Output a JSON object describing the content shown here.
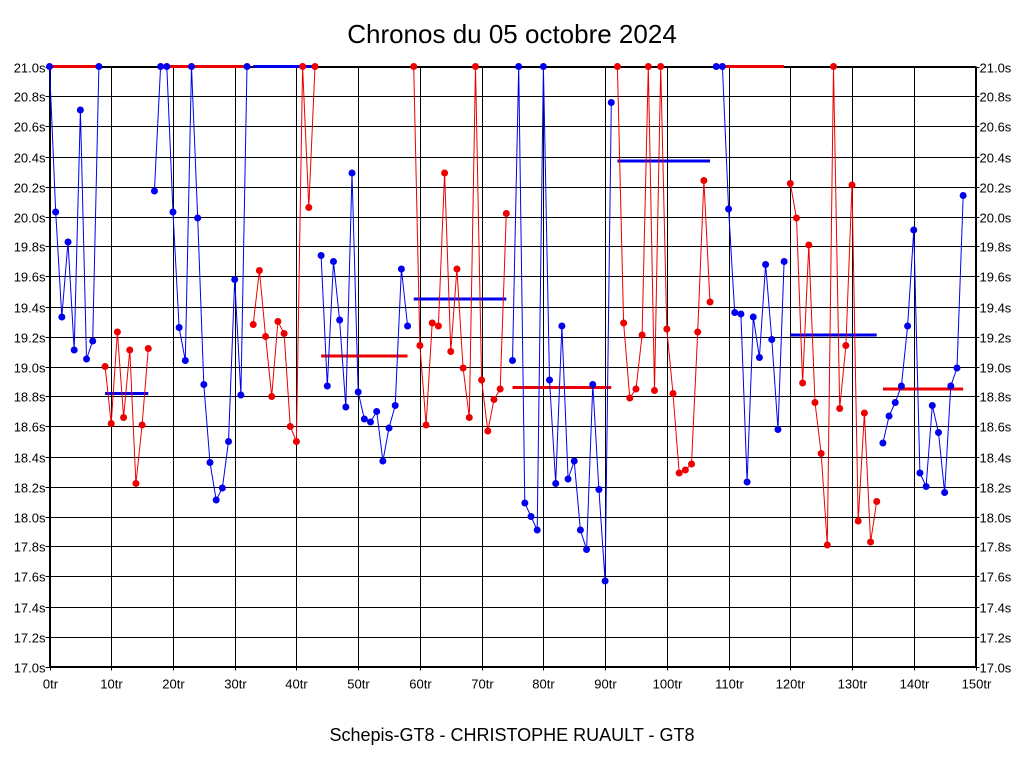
{
  "chart_data": {
    "type": "line",
    "title": "Chronos du 05 octobre 2024",
    "footer": "Schepis-GT8 - CHRISTOPHE RUAULT - GT8",
    "xlim": [
      0,
      150
    ],
    "ylim": [
      17.0,
      21.0
    ],
    "x_ticks": [
      0,
      10,
      20,
      30,
      40,
      50,
      60,
      70,
      80,
      90,
      100,
      110,
      120,
      130,
      140,
      150
    ],
    "x_tick_labels": [
      "0tr",
      "10tr",
      "20tr",
      "30tr",
      "40tr",
      "50tr",
      "60tr",
      "70tr",
      "80tr",
      "90tr",
      "100tr",
      "110tr",
      "120tr",
      "130tr",
      "140tr",
      "150tr"
    ],
    "y_ticks": [
      17.0,
      17.2,
      17.4,
      17.6,
      17.8,
      18.0,
      18.2,
      18.4,
      18.6,
      18.8,
      19.0,
      19.2,
      19.4,
      19.6,
      19.8,
      20.0,
      20.2,
      20.4,
      20.6,
      20.8,
      21.0
    ],
    "y_tick_labels": [
      "17.0s",
      "17.2s",
      "17.4s",
      "17.6s",
      "17.8s",
      "18.0s",
      "18.2s",
      "18.4s",
      "18.6s",
      "18.8s",
      "19.0s",
      "19.2s",
      "19.4s",
      "19.6s",
      "19.8s",
      "20.0s",
      "20.2s",
      "20.4s",
      "20.6s",
      "20.8s",
      "21.0s"
    ],
    "grid": true,
    "labels_both_sides": true,
    "colors": {
      "blue": "#0000ee",
      "red": "#ee0000"
    },
    "series": [
      {
        "color": "blue",
        "x": [
          0,
          1,
          2,
          3,
          4,
          5,
          6,
          7,
          8
        ],
        "y": [
          21.0,
          20.03,
          19.33,
          19.83,
          19.11,
          20.71,
          19.05,
          19.17,
          21.0
        ]
      },
      {
        "color": "red",
        "x": [
          9,
          10,
          11,
          12,
          13,
          14,
          15,
          16
        ],
        "y": [
          19.0,
          18.62,
          19.23,
          18.66,
          19.11,
          18.22,
          18.61,
          19.12
        ]
      },
      {
        "color": "blue",
        "x": [
          17,
          18,
          19,
          20,
          21,
          22,
          23,
          24,
          25,
          26,
          27,
          28,
          29,
          30,
          31,
          32
        ],
        "y": [
          20.17,
          21.0,
          21.0,
          20.03,
          19.26,
          19.04,
          21.0,
          19.99,
          18.88,
          18.36,
          18.11,
          18.19,
          18.5,
          19.58,
          18.81,
          21.0
        ]
      },
      {
        "color": "red",
        "x": [
          33,
          34,
          35,
          36,
          37,
          38,
          39,
          40,
          41,
          42,
          43
        ],
        "y": [
          19.28,
          19.64,
          19.2,
          18.8,
          19.3,
          19.22,
          18.6,
          18.5,
          21.0,
          20.06,
          21.0
        ]
      },
      {
        "color": "blue",
        "x": [
          44,
          45,
          46,
          47,
          48,
          49,
          50,
          51,
          52,
          53,
          54,
          55,
          56,
          57,
          58
        ],
        "y": [
          19.74,
          18.87,
          19.7,
          19.31,
          18.73,
          20.29,
          18.83,
          18.65,
          18.63,
          18.7,
          18.37,
          18.59,
          18.74,
          19.65,
          19.27
        ]
      },
      {
        "color": "red",
        "x": [
          59,
          60,
          61,
          62,
          63,
          64,
          65,
          66,
          67,
          68,
          69,
          70,
          71,
          72,
          73,
          74
        ],
        "y": [
          21.0,
          19.14,
          18.61,
          19.29,
          19.27,
          20.29,
          19.1,
          19.65,
          18.99,
          18.66,
          21.0,
          18.91,
          18.57,
          18.78,
          18.85,
          20.02
        ]
      },
      {
        "color": "blue",
        "x": [
          75,
          76,
          77,
          78,
          79,
          80,
          81,
          82,
          83,
          84,
          85,
          86,
          87,
          88,
          89,
          90,
          91
        ],
        "y": [
          19.04,
          21.0,
          18.09,
          18.0,
          17.91,
          21.0,
          18.91,
          18.22,
          19.27,
          18.25,
          18.37,
          17.91,
          17.78,
          18.88,
          18.18,
          17.57,
          20.76
        ]
      },
      {
        "color": "red",
        "x": [
          92,
          93,
          94,
          95,
          96,
          97,
          98,
          99,
          100,
          101,
          102,
          103,
          104,
          105,
          106,
          107
        ],
        "y": [
          21.0,
          19.29,
          18.79,
          18.85,
          19.21,
          21.0,
          18.84,
          21.0,
          19.25,
          18.82,
          18.29,
          18.31,
          18.35,
          19.23,
          20.24,
          19.43
        ]
      },
      {
        "color": "blue",
        "x": [
          108,
          109,
          110,
          111,
          112,
          113,
          114,
          115,
          116,
          117,
          118,
          119
        ],
        "y": [
          21.0,
          21.0,
          20.05,
          19.36,
          19.35,
          18.23,
          19.33,
          19.06,
          19.68,
          19.18,
          18.58,
          19.7
        ]
      },
      {
        "color": "red",
        "x": [
          120,
          121,
          122,
          123,
          124,
          125,
          126,
          127,
          128,
          129,
          130,
          131,
          132,
          133,
          134
        ],
        "y": [
          20.22,
          19.99,
          18.89,
          19.81,
          18.76,
          18.42,
          17.81,
          21.0,
          18.72,
          19.14,
          20.21,
          17.97,
          18.69,
          17.83,
          18.1
        ]
      },
      {
        "color": "blue",
        "x": [
          135,
          136,
          137,
          138,
          139,
          140,
          141,
          142,
          143,
          144,
          145,
          146,
          147,
          148
        ],
        "y": [
          18.49,
          18.67,
          18.76,
          18.87,
          19.27,
          19.91,
          18.29,
          18.2,
          18.74,
          18.56,
          18.16,
          18.87,
          18.99,
          20.14
        ]
      }
    ],
    "averages": [
      {
        "color": "red",
        "x_start": 0,
        "x_end": 8,
        "y": 21.0
      },
      {
        "color": "blue",
        "x_start": 9,
        "x_end": 16,
        "y": 18.82
      },
      {
        "color": "red",
        "x_start": 19,
        "x_end": 32,
        "y": 21.0
      },
      {
        "color": "blue",
        "x_start": 33,
        "x_end": 43,
        "y": 21.0
      },
      {
        "color": "red",
        "x_start": 44,
        "x_end": 58,
        "y": 19.07
      },
      {
        "color": "blue",
        "x_start": 59,
        "x_end": 74,
        "y": 19.45
      },
      {
        "color": "red",
        "x_start": 75,
        "x_end": 91,
        "y": 18.86
      },
      {
        "color": "blue",
        "x_start": 92,
        "x_end": 107,
        "y": 20.37
      },
      {
        "color": "red",
        "x_start": 108,
        "x_end": 119,
        "y": 21.0
      },
      {
        "color": "blue",
        "x_start": 120,
        "x_end": 134,
        "y": 19.21
      },
      {
        "color": "red",
        "x_start": 135,
        "x_end": 148,
        "y": 18.85
      }
    ]
  }
}
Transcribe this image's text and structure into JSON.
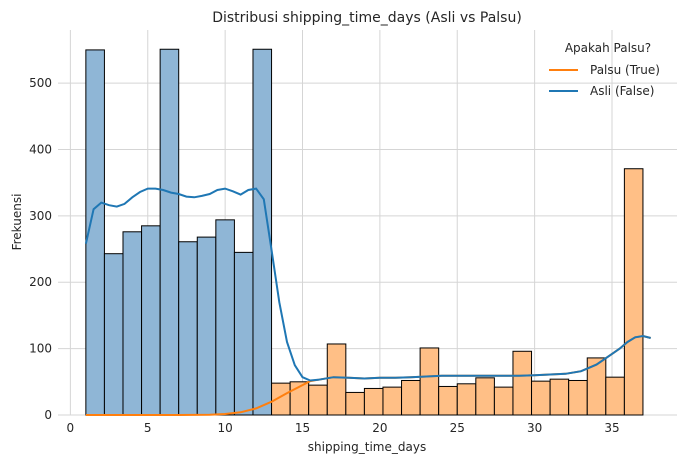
{
  "chart_data": {
    "type": "histogram",
    "title": "Distribusi shipping_time_days (Asli vs Palsu)",
    "xlabel": "shipping_time_days",
    "ylabel": "Frekuensi",
    "xlim": [
      -0.8,
      39.2
    ],
    "ylim": [
      0,
      580
    ],
    "xticks": [
      0,
      5,
      10,
      15,
      20,
      25,
      30,
      35
    ],
    "yticks": [
      0,
      100,
      200,
      300,
      400,
      500
    ],
    "grid": true,
    "legend": {
      "title": "Apakah Palsu?",
      "placement": "top-right",
      "entries": [
        {
          "label": "Palsu (True)",
          "color": "#ff7f0e"
        },
        {
          "label": "Asli (False)",
          "color": "#1f77b4"
        }
      ]
    },
    "series": [
      {
        "name": "Asli (False)",
        "color": "#1f77b4",
        "fill": "#8fb6d6",
        "bins": [
          [
            1.0,
            2.2,
            550
          ],
          [
            2.2,
            3.4,
            243
          ],
          [
            3.4,
            4.6,
            276
          ],
          [
            4.6,
            5.8,
            285
          ],
          [
            5.8,
            7.0,
            551
          ],
          [
            7.0,
            8.2,
            261
          ],
          [
            8.2,
            9.4,
            268
          ],
          [
            9.4,
            10.6,
            294
          ],
          [
            10.6,
            11.8,
            245
          ],
          [
            11.8,
            13.0,
            551
          ]
        ],
        "kde": [
          [
            1.0,
            258
          ],
          [
            1.5,
            310
          ],
          [
            2.0,
            320
          ],
          [
            2.5,
            316
          ],
          [
            3.0,
            314
          ],
          [
            3.5,
            318
          ],
          [
            4.0,
            328
          ],
          [
            4.5,
            336
          ],
          [
            5.0,
            341
          ],
          [
            5.5,
            341
          ],
          [
            6.0,
            339
          ],
          [
            6.5,
            335
          ],
          [
            7.0,
            333
          ],
          [
            7.5,
            329
          ],
          [
            8.0,
            328
          ],
          [
            8.5,
            330
          ],
          [
            9.0,
            333
          ],
          [
            9.5,
            339
          ],
          [
            10.0,
            341
          ],
          [
            10.5,
            337
          ],
          [
            11.0,
            332
          ],
          [
            11.5,
            339
          ],
          [
            12.0,
            341
          ],
          [
            12.5,
            325
          ],
          [
            13.0,
            248
          ],
          [
            13.5,
            170
          ],
          [
            14.0,
            110
          ],
          [
            14.5,
            75
          ],
          [
            15.0,
            57
          ],
          [
            15.5,
            52
          ],
          [
            16.0,
            53
          ],
          [
            17.0,
            57
          ],
          [
            18.0,
            56
          ],
          [
            19.0,
            55
          ],
          [
            20.0,
            56
          ],
          [
            21.0,
            56
          ],
          [
            22.0,
            57
          ],
          [
            23.0,
            58
          ],
          [
            24.0,
            59
          ],
          [
            25.0,
            59
          ],
          [
            26.0,
            59
          ],
          [
            27.0,
            59
          ],
          [
            28.0,
            59
          ],
          [
            29.0,
            59
          ],
          [
            30.0,
            60
          ],
          [
            31.0,
            61
          ],
          [
            32.0,
            62
          ],
          [
            33.0,
            66
          ],
          [
            34.0,
            76
          ],
          [
            35.0,
            92
          ],
          [
            35.5,
            100
          ],
          [
            36.0,
            110
          ],
          [
            36.5,
            117
          ],
          [
            37.0,
            119
          ],
          [
            37.5,
            116
          ]
        ]
      },
      {
        "name": "Palsu (True)",
        "color": "#ff7f0e",
        "fill": "#ffbf86",
        "bins": [
          [
            13.0,
            14.2,
            48
          ],
          [
            14.2,
            15.4,
            50
          ],
          [
            15.4,
            16.6,
            45
          ],
          [
            16.6,
            17.8,
            107
          ],
          [
            17.8,
            19.0,
            34
          ],
          [
            19.0,
            20.2,
            40
          ],
          [
            20.2,
            21.4,
            42
          ],
          [
            21.4,
            22.6,
            52
          ],
          [
            22.6,
            23.8,
            101
          ],
          [
            23.8,
            25.0,
            43
          ],
          [
            25.0,
            26.2,
            47
          ],
          [
            26.2,
            27.4,
            56
          ],
          [
            27.4,
            28.6,
            42
          ],
          [
            28.6,
            29.8,
            96
          ],
          [
            29.8,
            31.0,
            51
          ],
          [
            31.0,
            32.2,
            54
          ],
          [
            32.2,
            33.4,
            52
          ],
          [
            33.4,
            34.6,
            86
          ],
          [
            34.6,
            35.8,
            57
          ],
          [
            35.8,
            37.0,
            371
          ]
        ],
        "kde": [
          [
            1.0,
            0
          ],
          [
            3.0,
            0
          ],
          [
            5.0,
            0
          ],
          [
            7.0,
            0
          ],
          [
            9.0,
            0.5
          ],
          [
            10.0,
            1.5
          ],
          [
            11.0,
            4
          ],
          [
            12.0,
            10
          ],
          [
            13.0,
            20
          ],
          [
            14.0,
            33
          ],
          [
            15.0,
            45
          ],
          [
            15.5,
            51
          ],
          [
            16.0,
            53
          ],
          [
            17.0,
            57
          ],
          [
            18.0,
            56
          ],
          [
            19.0,
            55
          ],
          [
            20.0,
            56
          ],
          [
            21.0,
            56
          ],
          [
            22.0,
            57
          ],
          [
            23.0,
            58
          ],
          [
            24.0,
            59
          ],
          [
            25.0,
            59
          ],
          [
            26.0,
            59
          ],
          [
            27.0,
            59
          ],
          [
            28.0,
            59
          ],
          [
            29.0,
            59
          ],
          [
            30.0,
            60
          ],
          [
            31.0,
            61
          ],
          [
            32.0,
            62
          ],
          [
            33.0,
            66
          ],
          [
            34.0,
            76
          ],
          [
            35.0,
            92
          ],
          [
            35.5,
            100
          ],
          [
            36.0,
            110
          ],
          [
            36.5,
            117
          ],
          [
            37.0,
            119
          ],
          [
            37.5,
            116
          ]
        ]
      }
    ]
  }
}
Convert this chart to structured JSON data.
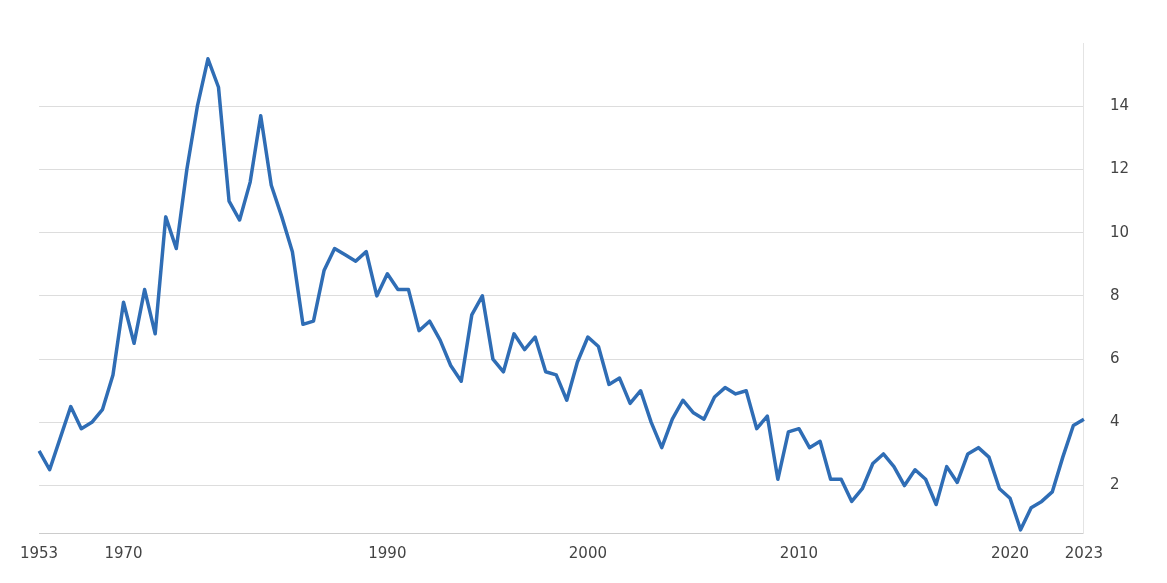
{
  "chart_data": {
    "type": "line",
    "categories": [
      "1953",
      null,
      null,
      null,
      null,
      null,
      null,
      null,
      "1970",
      null,
      null,
      null,
      null,
      null,
      null,
      null,
      null,
      null,
      null,
      null,
      null,
      null,
      null,
      null,
      null,
      null,
      null,
      null,
      null,
      null,
      null,
      null,
      null,
      "1990",
      null,
      null,
      null,
      null,
      null,
      null,
      null,
      null,
      null,
      null,
      null,
      null,
      null,
      null,
      null,
      null,
      null,
      null,
      "2000",
      null,
      null,
      null,
      null,
      null,
      null,
      null,
      null,
      null,
      null,
      null,
      null,
      null,
      null,
      null,
      null,
      null,
      null,
      null,
      "2010",
      null,
      null,
      null,
      null,
      null,
      null,
      null,
      null,
      null,
      null,
      null,
      null,
      null,
      null,
      null,
      null,
      null,
      null,
      null,
      "2020",
      null,
      null,
      null,
      null,
      null,
      null,
      "2023"
    ],
    "series": [
      {
        "color": "#2f6db5",
        "values": [
          3.1,
          2.5,
          3.5,
          4.5,
          3.8,
          4.0,
          4.4,
          5.5,
          7.8,
          6.5,
          8.2,
          6.8,
          10.5,
          9.5,
          12.0,
          14.0,
          15.5,
          14.6,
          11.0,
          10.4,
          11.6,
          13.7,
          11.5,
          10.5,
          9.4,
          7.1,
          7.2,
          8.8,
          9.5,
          9.3,
          9.1,
          9.4,
          8.0,
          8.7,
          8.2,
          8.2,
          6.9,
          7.2,
          6.6,
          5.8,
          5.3,
          7.4,
          8.0,
          6.0,
          5.6,
          6.8,
          6.3,
          6.7,
          5.6,
          5.5,
          4.7,
          5.9,
          6.7,
          6.4,
          5.2,
          5.4,
          4.6,
          5.0,
          4.0,
          3.2,
          4.1,
          4.7,
          4.3,
          4.1,
          4.8,
          5.1,
          4.9,
          5.0,
          3.8,
          4.2,
          2.2,
          3.7,
          3.8,
          3.2,
          3.4,
          2.2,
          2.2,
          1.5,
          1.9,
          2.7,
          3.0,
          2.6,
          2.0,
          2.5,
          2.2,
          1.4,
          2.6,
          2.1,
          3.0,
          3.2,
          2.9,
          1.9,
          1.6,
          0.6,
          1.3,
          1.5,
          1.8,
          2.9,
          3.9,
          4.1
        ]
      }
    ],
    "ylim": [
      0.5,
      16
    ],
    "yticks": [
      2,
      4,
      6,
      8,
      10,
      12,
      14
    ],
    "grid": "y",
    "legend": false,
    "marker": "none",
    "line_style": "solid"
  }
}
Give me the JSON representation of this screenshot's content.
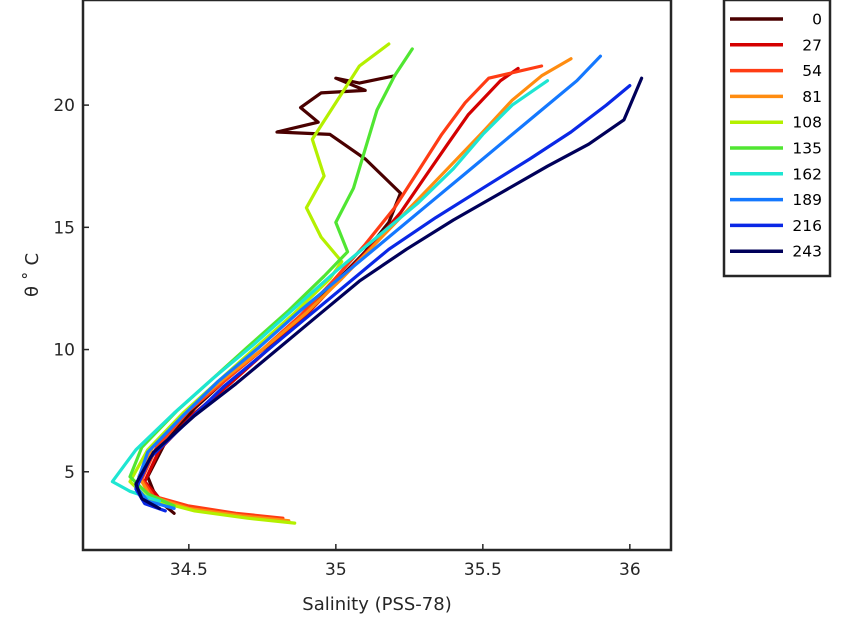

* TASK
In the records above, collect each line with "this".

* TASK OUTPUT
Transcribe this image's text and structure into JSON.
Convert this chart to structured JSON data.
Give me the JSON representation of this screenshot's content.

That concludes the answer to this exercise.